## begin Provided information
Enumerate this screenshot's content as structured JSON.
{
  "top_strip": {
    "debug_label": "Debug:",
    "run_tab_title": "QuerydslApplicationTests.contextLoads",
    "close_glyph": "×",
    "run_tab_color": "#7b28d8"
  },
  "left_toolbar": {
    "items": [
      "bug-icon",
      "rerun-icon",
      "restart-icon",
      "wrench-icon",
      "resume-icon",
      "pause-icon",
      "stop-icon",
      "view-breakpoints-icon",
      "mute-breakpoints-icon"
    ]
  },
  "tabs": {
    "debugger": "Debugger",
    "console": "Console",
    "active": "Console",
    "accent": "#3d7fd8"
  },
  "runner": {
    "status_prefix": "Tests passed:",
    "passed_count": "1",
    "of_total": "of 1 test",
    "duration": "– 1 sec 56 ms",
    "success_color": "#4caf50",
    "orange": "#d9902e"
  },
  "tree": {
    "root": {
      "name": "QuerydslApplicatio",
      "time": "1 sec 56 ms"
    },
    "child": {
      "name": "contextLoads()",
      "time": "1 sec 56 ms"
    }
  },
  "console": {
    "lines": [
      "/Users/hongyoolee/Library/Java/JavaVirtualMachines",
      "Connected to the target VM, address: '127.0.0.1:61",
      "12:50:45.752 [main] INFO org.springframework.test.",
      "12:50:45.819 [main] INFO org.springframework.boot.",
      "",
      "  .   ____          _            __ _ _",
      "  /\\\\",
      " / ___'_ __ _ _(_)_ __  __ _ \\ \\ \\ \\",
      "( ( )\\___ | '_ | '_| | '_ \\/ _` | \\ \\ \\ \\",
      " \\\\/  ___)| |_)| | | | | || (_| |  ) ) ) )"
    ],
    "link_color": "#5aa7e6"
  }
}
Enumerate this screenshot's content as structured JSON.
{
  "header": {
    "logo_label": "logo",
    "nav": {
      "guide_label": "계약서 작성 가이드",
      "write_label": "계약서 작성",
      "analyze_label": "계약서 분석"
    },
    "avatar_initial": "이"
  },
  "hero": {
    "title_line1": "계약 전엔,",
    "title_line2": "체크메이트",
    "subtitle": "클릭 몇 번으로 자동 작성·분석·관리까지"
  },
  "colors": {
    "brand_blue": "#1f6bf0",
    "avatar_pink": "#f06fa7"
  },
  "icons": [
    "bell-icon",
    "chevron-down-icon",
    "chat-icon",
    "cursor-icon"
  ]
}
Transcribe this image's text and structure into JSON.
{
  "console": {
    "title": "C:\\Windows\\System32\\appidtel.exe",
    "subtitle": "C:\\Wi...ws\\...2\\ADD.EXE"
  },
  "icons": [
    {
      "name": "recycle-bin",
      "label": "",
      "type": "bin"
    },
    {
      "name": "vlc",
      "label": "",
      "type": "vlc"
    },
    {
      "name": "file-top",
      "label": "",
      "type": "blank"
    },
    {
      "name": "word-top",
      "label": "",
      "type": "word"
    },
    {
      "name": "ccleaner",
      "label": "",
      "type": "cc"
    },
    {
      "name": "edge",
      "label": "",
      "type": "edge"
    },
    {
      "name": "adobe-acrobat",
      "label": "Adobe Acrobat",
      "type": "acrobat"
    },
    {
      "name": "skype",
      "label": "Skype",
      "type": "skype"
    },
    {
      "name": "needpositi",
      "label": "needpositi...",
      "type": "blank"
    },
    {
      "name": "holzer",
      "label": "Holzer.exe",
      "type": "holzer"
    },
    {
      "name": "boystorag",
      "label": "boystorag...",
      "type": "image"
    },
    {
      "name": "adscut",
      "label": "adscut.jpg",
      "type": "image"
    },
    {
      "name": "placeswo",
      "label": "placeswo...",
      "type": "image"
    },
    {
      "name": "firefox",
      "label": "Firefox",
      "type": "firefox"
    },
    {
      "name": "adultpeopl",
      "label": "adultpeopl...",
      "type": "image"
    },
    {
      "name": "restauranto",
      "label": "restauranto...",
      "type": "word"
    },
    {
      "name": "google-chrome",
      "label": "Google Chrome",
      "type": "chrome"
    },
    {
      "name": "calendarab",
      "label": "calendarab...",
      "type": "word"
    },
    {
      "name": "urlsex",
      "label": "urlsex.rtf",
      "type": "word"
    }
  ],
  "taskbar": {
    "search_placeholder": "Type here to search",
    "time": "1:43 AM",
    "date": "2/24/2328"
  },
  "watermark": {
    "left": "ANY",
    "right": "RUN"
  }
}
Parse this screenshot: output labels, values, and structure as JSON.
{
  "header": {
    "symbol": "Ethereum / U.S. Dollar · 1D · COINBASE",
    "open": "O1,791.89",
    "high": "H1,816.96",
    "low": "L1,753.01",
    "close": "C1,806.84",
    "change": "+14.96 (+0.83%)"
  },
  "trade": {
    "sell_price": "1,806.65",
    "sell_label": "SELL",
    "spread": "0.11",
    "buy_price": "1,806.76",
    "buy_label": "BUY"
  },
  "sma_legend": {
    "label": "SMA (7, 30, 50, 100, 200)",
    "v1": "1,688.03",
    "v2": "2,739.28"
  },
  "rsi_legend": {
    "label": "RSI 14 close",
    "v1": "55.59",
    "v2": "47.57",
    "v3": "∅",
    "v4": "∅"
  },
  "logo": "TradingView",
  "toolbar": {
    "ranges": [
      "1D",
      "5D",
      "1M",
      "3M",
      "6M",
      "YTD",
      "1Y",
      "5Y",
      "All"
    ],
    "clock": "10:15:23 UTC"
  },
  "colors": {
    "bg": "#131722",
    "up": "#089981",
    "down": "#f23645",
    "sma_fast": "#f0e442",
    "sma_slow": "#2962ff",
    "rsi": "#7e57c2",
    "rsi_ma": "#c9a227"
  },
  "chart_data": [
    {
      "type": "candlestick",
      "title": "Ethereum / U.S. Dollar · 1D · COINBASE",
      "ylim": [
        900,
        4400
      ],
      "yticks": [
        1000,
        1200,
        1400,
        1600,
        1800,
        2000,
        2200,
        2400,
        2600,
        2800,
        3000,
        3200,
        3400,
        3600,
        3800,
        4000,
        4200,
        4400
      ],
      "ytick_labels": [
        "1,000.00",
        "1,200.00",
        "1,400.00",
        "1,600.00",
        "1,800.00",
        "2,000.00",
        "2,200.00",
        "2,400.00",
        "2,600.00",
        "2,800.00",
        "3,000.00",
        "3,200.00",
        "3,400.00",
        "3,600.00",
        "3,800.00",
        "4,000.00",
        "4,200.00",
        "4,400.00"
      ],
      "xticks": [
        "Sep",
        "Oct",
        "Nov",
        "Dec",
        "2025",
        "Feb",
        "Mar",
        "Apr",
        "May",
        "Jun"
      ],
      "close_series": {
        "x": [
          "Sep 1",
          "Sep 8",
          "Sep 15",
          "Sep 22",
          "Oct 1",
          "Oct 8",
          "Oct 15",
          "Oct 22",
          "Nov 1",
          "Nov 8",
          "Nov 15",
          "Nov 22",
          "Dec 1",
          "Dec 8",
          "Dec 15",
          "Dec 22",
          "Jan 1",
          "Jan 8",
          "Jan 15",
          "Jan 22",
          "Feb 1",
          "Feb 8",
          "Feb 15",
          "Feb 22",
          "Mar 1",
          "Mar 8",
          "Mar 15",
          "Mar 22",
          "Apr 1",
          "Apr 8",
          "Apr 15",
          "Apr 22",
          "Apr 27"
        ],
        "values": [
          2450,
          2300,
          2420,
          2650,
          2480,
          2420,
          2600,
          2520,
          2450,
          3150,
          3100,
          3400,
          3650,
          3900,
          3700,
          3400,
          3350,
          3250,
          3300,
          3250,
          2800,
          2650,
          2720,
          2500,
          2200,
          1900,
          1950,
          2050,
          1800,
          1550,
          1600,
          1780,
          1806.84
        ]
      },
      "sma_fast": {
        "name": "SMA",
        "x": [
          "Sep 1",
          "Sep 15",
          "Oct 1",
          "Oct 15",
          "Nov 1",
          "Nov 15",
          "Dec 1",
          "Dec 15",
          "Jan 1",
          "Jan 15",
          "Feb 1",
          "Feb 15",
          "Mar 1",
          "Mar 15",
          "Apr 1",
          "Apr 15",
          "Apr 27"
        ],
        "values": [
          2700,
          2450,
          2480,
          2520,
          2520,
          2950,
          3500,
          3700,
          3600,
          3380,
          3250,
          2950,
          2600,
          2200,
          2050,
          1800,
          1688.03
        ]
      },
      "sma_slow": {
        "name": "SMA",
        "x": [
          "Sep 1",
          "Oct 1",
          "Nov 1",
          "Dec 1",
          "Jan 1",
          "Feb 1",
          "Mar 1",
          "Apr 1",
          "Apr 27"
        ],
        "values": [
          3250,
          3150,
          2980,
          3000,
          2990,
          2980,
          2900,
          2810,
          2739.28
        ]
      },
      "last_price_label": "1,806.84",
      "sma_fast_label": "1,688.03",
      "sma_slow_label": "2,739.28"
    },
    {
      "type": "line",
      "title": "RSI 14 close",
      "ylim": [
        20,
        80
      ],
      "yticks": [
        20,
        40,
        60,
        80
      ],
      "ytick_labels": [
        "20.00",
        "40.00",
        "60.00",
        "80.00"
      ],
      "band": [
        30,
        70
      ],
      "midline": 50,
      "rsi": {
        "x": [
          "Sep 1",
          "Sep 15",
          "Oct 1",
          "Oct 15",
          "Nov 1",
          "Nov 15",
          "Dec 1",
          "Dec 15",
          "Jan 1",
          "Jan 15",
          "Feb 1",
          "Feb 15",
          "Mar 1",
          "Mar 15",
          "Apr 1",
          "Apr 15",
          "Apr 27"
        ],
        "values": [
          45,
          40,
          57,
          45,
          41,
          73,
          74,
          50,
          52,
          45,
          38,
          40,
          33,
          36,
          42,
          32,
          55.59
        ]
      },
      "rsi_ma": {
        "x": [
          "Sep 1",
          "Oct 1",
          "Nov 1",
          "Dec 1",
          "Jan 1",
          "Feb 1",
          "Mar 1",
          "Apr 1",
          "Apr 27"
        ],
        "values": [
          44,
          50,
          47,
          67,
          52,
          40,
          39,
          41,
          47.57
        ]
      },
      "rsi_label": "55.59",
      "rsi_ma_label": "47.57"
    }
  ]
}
## end Provided information
What to do
Of the lines in the listing above, how many hold the string "contextLoads"? Reply with the number only.

Answer for this exercise
2